======== Text section
[
https://issues.apache.org/jira/browse/CASSANDRA-8150?page=com.atlassian.jira.plugin.system.issuetabpanels:comment-tabpanel&focusedCommentId=14220149#comment-14220149
]
Matt Stump commented on CASSANDRA-8150:
---------------------------------------
I don't disagree with your experience but I do disagree with the description of
what is happening. With the GC frequency that I described above the memtable
will be moved to tenured space after about 60-80 seconds. All of the individual
requests will create ephemeral objects which would be ideally handled by
ParNew.
Where we went wrong was growing the heap but not also increasing
MaxTenuringThreshold. By default we set MaxTenuringThreshold to 1 which means
promote everything that survives 2 GCs to tenured, which coupled with a small
heap for the workload results in a very high promotion rate which is why we see
the delays. The key is to always increase MaxTenuringThreshold and young gen
more or less proportionally. From the perspective of GC and the creation rate
for ephemeral objects reads and writes are more or less identical. One could
possibly even make the case that writes are even better suited for the settings
I've outlined above because writes should put less presure on eden due to the
simpler request path. In my opinion, and I hope to have data to back this up
soon, is that write heavy vs read heavy GC tuning I think is mostly a red
herring.
================
Exercise instructions:
According to the comment on Cassandra garbage collection, why does the default MaxTenuringThreshold setting lead to delays? Answer in one to three sentences. The records come from a different source than the text.
======== Records shown
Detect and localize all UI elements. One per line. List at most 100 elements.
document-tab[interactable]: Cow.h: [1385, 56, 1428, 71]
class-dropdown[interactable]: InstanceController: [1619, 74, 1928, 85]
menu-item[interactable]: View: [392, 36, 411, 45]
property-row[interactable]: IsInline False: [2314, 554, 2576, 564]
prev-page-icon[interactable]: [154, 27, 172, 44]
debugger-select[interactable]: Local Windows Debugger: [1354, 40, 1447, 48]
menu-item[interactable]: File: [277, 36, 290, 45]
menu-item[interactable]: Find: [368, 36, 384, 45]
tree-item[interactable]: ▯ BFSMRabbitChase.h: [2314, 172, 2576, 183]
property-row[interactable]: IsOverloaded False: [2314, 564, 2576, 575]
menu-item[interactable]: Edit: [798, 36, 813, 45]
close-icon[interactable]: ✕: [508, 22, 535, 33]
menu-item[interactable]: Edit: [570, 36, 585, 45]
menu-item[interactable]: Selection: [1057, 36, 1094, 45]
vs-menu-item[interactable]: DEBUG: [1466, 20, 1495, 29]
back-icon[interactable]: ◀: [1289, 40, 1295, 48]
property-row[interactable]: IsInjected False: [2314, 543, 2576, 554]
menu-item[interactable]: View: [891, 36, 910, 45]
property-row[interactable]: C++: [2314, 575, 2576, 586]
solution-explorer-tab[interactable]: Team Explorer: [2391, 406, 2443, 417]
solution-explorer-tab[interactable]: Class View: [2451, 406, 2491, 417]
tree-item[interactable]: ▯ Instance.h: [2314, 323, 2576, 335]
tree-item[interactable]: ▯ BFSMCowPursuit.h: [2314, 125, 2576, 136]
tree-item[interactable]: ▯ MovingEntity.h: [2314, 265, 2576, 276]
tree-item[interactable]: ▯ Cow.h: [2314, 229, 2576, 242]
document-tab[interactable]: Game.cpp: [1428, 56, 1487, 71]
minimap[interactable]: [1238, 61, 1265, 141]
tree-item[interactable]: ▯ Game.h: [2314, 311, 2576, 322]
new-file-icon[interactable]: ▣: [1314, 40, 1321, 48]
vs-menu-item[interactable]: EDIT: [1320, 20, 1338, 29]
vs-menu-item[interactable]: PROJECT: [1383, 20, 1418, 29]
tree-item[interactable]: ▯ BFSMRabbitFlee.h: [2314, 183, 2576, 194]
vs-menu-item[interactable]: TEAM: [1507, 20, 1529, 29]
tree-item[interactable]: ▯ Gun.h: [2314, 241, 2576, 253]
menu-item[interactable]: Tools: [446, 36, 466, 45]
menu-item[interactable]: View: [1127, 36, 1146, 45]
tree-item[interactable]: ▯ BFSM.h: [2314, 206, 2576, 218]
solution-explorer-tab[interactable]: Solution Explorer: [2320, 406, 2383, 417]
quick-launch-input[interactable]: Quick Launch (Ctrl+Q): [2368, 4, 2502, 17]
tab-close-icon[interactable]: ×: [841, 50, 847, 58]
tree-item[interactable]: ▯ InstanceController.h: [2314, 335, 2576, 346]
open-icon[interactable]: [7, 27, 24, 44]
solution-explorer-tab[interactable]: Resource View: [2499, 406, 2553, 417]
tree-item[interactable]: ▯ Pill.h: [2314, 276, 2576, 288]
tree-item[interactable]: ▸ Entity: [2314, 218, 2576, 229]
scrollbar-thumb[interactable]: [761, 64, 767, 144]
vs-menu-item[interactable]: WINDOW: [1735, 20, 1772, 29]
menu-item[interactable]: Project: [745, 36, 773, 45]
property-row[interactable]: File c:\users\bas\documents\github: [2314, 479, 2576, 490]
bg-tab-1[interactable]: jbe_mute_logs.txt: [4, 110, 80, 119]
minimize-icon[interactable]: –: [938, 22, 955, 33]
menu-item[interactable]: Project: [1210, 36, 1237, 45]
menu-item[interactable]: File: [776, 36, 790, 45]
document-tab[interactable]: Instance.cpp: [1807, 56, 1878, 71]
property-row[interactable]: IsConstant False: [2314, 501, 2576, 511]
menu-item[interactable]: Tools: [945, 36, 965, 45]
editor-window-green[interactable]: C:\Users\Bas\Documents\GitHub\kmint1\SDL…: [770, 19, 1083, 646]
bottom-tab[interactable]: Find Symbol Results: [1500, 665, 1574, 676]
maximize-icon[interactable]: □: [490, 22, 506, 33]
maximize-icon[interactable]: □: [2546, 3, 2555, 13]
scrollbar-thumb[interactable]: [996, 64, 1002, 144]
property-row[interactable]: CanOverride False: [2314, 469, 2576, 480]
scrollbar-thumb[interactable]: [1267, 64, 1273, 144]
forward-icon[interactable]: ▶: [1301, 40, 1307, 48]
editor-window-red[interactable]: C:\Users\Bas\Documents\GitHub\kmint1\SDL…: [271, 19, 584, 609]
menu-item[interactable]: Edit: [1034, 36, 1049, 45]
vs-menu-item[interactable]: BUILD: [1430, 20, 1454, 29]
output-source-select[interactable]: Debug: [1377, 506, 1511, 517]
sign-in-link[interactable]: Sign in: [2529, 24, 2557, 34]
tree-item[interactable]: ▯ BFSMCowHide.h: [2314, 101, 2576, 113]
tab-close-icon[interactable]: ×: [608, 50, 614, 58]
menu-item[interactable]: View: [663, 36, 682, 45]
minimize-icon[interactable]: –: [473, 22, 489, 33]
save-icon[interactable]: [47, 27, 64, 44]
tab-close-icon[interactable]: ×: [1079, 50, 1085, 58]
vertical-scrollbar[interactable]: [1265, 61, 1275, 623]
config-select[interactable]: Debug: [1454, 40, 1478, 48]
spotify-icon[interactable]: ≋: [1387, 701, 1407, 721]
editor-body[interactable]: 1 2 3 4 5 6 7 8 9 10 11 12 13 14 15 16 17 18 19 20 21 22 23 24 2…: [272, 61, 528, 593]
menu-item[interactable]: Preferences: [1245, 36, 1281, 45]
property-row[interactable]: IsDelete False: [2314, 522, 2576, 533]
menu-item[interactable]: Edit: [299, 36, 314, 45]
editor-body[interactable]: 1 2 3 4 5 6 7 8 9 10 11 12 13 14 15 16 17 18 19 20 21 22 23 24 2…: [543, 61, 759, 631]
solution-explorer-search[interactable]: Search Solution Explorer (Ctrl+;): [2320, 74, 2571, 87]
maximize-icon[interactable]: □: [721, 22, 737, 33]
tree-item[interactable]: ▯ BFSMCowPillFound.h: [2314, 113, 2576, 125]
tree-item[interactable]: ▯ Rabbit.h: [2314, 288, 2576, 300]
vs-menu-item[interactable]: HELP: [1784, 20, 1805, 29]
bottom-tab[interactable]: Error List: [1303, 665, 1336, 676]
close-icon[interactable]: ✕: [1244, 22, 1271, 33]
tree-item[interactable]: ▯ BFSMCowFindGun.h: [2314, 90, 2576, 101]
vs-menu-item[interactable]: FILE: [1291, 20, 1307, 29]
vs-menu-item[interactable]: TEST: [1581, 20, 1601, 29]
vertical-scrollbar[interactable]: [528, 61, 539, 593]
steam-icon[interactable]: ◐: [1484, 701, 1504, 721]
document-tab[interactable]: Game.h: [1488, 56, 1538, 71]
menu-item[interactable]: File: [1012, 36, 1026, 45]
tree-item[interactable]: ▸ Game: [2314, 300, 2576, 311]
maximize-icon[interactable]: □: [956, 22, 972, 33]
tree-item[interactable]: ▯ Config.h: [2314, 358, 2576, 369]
================
Result for this exercise:
A MaxTenuringThreshold of 1 promotes everything that survives 2 GCs to tenured space. Combined with a heap that is small for the workload, this produces a very high promotion rate, which is what causes the delays.